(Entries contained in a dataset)
···
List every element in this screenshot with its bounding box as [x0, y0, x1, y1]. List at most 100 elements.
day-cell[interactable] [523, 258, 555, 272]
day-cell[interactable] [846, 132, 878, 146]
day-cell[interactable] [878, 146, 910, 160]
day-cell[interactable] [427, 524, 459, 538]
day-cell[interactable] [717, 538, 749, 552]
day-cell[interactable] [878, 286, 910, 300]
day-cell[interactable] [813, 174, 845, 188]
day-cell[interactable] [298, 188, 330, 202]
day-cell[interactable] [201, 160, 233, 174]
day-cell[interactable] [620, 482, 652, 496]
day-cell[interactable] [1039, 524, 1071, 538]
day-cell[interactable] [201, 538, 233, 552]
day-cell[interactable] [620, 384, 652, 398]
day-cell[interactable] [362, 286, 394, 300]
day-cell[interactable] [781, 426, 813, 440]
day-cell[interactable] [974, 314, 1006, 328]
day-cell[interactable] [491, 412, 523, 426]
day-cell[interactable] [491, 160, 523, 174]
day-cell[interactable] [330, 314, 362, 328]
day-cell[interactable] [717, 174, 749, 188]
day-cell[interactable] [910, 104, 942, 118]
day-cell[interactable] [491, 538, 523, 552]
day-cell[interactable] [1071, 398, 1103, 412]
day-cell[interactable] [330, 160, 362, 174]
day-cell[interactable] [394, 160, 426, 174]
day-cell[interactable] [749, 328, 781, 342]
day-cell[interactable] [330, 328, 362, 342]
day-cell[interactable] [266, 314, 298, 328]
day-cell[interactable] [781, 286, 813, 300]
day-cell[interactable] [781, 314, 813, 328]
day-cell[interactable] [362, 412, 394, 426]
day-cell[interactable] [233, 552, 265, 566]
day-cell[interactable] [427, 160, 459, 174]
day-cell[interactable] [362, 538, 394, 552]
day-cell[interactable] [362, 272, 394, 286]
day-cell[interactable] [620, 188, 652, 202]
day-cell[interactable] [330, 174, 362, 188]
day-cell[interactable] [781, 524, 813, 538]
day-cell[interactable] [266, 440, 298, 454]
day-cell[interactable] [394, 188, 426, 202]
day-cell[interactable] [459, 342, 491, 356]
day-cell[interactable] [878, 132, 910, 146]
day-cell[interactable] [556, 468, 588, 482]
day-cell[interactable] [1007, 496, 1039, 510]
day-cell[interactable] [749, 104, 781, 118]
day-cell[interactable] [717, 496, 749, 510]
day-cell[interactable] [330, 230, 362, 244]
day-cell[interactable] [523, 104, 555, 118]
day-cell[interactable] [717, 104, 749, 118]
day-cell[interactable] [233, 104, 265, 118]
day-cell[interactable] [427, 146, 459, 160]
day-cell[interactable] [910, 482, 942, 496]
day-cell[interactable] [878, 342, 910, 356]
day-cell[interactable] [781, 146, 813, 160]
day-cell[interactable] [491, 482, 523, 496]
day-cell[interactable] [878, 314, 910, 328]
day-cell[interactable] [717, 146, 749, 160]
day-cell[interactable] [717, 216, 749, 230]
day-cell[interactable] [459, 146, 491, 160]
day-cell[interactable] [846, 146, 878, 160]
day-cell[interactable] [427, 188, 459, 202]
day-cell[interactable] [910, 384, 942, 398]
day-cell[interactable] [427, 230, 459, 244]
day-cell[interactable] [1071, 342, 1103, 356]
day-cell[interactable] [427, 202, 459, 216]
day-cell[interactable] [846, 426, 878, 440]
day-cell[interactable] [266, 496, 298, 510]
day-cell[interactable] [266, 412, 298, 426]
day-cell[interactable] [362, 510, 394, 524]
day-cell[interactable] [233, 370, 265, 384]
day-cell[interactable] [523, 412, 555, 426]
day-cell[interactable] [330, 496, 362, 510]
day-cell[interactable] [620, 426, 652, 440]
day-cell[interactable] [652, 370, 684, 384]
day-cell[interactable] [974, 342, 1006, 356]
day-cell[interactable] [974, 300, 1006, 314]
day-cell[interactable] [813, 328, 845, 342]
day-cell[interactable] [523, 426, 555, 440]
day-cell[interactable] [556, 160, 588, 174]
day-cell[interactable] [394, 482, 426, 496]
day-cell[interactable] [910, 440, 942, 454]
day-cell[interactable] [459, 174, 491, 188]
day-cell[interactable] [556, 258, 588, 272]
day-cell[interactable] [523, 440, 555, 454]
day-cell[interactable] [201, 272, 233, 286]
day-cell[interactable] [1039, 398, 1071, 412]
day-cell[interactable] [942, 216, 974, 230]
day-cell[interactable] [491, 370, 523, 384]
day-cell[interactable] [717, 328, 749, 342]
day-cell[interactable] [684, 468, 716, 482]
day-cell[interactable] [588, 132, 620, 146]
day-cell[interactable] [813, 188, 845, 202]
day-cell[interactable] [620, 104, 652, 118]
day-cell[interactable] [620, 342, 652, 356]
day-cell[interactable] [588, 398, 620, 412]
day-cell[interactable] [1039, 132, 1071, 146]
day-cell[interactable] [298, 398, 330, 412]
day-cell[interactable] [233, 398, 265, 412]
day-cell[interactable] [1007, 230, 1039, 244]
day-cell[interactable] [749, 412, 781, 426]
···
**EXERCISE GOAL:**
Reproduce the entries word for word, starting with the first line and going on through the line that contains "day-cell[interactable] [1039, 524, 1071, 538]", including both.

**ANSWER:**
List every element in this screenshot with its bounding box as [x0, y0, x1, y1]. List at most 100 elements.
day-cell[interactable] [523, 258, 555, 272]
day-cell[interactable] [846, 132, 878, 146]
day-cell[interactable] [878, 146, 910, 160]
day-cell[interactable] [427, 524, 459, 538]
day-cell[interactable] [717, 538, 749, 552]
day-cell[interactable] [878, 286, 910, 300]
day-cell[interactable] [813, 174, 845, 188]
day-cell[interactable] [298, 188, 330, 202]
day-cell[interactable] [201, 160, 233, 174]
day-cell[interactable] [620, 482, 652, 496]
day-cell[interactable] [1039, 524, 1071, 538]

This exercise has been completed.